(Records from a data source)
** Begin **

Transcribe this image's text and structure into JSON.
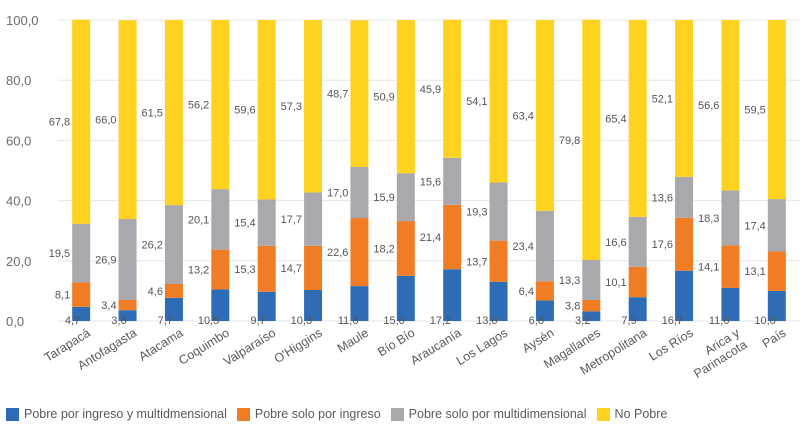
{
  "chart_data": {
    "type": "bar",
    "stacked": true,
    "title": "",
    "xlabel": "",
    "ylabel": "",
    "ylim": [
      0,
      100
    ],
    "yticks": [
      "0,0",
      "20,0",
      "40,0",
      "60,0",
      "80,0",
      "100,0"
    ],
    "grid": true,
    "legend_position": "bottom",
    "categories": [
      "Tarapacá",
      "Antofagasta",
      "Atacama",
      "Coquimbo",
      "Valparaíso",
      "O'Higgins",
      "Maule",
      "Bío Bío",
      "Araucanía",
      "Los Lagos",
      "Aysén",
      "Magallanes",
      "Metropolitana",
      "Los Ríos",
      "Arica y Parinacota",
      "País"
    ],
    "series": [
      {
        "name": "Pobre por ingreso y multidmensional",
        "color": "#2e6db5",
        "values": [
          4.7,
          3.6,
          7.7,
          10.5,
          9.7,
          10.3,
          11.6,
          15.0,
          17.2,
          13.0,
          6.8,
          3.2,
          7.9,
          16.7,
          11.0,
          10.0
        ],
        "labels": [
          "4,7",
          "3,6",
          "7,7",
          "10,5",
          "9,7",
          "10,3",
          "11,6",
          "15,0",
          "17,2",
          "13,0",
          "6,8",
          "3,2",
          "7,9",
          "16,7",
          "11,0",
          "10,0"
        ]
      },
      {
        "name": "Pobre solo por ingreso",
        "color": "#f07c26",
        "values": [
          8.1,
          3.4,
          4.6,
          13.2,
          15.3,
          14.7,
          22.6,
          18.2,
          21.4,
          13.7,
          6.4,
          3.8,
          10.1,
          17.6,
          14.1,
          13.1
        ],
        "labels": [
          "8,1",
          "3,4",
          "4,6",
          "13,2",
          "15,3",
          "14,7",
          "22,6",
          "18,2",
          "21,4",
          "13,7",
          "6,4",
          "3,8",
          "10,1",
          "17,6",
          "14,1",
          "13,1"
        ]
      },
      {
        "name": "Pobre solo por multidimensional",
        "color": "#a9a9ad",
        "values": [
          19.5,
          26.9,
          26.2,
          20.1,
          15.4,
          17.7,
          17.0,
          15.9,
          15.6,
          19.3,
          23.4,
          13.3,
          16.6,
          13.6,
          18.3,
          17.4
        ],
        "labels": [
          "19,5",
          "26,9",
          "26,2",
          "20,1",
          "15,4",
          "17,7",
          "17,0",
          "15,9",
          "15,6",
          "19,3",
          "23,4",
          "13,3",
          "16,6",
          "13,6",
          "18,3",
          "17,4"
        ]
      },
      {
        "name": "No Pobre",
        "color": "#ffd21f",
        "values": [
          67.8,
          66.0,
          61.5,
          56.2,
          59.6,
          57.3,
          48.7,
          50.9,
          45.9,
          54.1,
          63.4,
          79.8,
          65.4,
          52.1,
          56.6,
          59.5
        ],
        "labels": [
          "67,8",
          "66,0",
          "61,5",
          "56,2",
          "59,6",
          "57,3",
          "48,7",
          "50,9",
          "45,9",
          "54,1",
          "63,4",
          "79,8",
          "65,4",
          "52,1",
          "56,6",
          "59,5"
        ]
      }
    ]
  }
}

** End **
** Begin **

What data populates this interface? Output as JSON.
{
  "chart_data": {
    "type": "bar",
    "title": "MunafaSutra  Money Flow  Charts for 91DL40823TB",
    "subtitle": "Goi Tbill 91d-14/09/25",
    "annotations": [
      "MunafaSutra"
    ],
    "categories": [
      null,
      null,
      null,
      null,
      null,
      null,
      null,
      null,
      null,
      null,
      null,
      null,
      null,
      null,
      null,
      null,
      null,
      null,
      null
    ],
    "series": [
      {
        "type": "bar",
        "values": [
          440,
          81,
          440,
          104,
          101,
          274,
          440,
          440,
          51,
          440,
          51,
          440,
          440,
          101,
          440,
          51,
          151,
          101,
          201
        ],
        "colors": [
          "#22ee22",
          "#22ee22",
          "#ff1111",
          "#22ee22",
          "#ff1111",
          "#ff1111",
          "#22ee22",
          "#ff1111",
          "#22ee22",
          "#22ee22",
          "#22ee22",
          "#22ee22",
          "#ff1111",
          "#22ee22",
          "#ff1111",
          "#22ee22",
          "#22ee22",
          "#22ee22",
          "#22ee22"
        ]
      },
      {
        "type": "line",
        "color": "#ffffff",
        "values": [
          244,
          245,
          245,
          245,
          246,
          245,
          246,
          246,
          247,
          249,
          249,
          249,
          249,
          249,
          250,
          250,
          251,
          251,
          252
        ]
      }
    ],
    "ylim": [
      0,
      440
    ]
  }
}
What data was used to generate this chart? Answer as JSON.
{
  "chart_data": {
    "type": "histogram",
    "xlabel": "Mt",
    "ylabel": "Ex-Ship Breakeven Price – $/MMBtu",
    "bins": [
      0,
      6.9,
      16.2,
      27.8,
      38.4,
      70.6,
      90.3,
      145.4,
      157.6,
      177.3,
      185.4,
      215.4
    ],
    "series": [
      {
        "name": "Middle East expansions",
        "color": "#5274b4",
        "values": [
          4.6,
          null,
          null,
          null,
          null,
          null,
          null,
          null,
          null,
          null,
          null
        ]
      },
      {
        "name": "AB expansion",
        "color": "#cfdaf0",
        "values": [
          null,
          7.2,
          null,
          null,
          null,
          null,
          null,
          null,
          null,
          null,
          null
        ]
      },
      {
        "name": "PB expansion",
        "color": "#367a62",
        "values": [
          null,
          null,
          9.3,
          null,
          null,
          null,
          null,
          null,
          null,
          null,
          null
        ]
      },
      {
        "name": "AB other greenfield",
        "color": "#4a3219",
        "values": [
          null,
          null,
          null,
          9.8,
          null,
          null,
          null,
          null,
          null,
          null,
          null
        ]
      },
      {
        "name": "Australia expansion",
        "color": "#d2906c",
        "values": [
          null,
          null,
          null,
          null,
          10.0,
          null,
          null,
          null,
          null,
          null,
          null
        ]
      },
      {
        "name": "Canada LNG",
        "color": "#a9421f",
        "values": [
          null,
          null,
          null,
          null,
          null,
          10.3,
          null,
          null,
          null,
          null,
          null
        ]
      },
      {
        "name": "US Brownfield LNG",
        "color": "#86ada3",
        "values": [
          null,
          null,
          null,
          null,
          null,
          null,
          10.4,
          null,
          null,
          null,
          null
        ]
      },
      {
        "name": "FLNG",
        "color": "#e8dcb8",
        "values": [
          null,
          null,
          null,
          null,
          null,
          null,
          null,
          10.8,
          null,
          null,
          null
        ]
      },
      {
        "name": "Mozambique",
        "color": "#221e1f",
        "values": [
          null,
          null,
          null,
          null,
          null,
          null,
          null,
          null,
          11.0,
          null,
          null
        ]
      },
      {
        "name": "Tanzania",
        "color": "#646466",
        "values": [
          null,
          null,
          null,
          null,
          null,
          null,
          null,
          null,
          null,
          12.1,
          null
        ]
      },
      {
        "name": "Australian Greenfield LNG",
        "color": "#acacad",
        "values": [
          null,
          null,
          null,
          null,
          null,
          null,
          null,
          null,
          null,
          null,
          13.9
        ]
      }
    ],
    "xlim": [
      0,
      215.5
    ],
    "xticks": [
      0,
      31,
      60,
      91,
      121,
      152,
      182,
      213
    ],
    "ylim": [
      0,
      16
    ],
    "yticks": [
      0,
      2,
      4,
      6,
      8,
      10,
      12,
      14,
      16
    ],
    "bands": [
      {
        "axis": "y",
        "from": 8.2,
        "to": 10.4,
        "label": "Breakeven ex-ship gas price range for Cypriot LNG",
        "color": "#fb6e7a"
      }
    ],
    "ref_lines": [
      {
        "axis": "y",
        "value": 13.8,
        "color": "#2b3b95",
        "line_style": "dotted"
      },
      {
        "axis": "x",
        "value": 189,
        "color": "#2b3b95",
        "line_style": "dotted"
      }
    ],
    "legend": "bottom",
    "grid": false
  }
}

** End **
** Begin **

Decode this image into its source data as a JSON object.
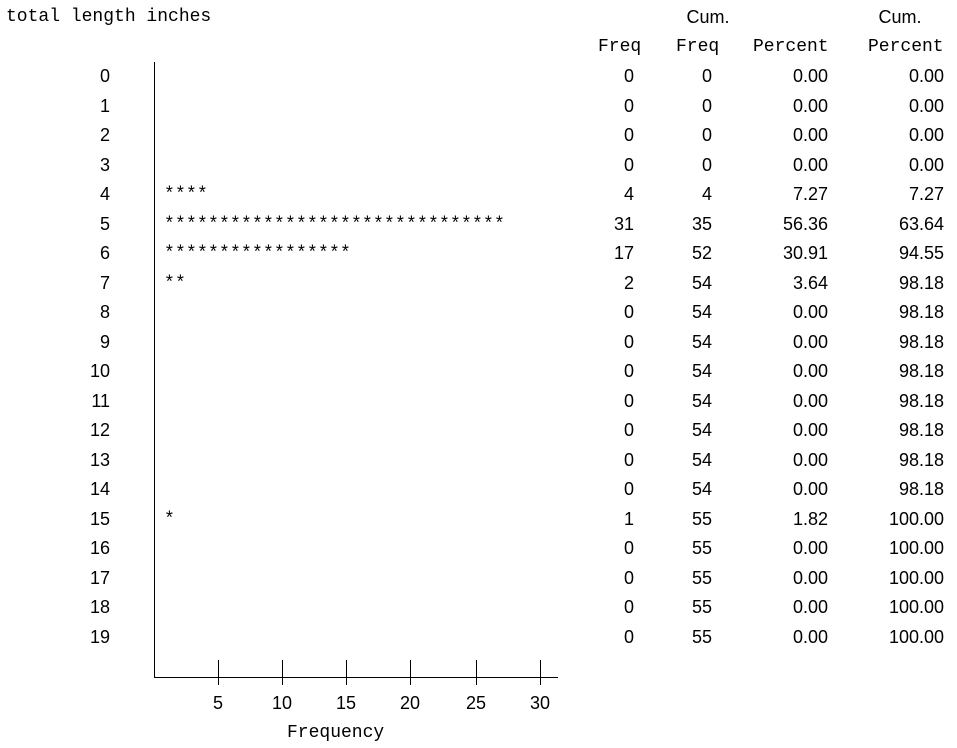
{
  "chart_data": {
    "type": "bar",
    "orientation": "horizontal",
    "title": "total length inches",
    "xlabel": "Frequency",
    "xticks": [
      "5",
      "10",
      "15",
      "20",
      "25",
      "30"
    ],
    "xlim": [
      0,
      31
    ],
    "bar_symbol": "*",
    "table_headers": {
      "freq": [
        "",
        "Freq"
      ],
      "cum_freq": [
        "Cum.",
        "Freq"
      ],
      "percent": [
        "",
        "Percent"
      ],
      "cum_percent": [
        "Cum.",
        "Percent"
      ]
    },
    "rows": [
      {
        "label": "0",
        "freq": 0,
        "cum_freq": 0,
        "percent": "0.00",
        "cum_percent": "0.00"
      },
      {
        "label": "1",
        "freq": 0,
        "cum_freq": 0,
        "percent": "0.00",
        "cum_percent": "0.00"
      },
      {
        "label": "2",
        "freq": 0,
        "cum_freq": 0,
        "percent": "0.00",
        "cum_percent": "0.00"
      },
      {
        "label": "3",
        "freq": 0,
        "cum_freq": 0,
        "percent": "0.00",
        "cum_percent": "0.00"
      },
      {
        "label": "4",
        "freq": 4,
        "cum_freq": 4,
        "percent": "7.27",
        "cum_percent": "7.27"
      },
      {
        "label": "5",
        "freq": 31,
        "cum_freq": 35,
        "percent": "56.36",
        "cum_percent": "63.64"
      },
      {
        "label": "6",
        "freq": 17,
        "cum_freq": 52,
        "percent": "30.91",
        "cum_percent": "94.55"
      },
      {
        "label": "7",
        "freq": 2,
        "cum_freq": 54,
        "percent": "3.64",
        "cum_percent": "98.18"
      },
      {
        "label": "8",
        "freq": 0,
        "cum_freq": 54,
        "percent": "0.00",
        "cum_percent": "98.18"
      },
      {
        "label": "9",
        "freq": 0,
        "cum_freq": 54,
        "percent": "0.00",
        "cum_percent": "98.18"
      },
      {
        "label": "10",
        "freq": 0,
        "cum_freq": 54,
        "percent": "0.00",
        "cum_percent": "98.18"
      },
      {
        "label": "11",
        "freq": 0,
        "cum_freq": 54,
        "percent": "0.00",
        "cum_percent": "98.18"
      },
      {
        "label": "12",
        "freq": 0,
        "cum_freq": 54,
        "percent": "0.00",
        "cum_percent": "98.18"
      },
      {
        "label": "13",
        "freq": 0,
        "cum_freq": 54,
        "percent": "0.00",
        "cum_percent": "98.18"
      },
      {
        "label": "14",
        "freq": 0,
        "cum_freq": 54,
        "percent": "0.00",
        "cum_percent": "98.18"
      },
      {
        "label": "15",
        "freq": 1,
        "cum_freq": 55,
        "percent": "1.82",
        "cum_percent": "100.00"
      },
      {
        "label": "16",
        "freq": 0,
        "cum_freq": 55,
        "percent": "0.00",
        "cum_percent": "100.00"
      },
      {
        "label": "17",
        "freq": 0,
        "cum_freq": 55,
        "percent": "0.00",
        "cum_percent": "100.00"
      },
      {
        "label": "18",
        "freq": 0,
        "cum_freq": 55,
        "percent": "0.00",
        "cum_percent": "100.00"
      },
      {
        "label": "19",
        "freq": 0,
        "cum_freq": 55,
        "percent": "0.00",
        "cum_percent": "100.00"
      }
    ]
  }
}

** End **

In the listing above, how many lines hold the word "ylabel"? Give the number and nothing more.

## WRITTEN RESPONSE
2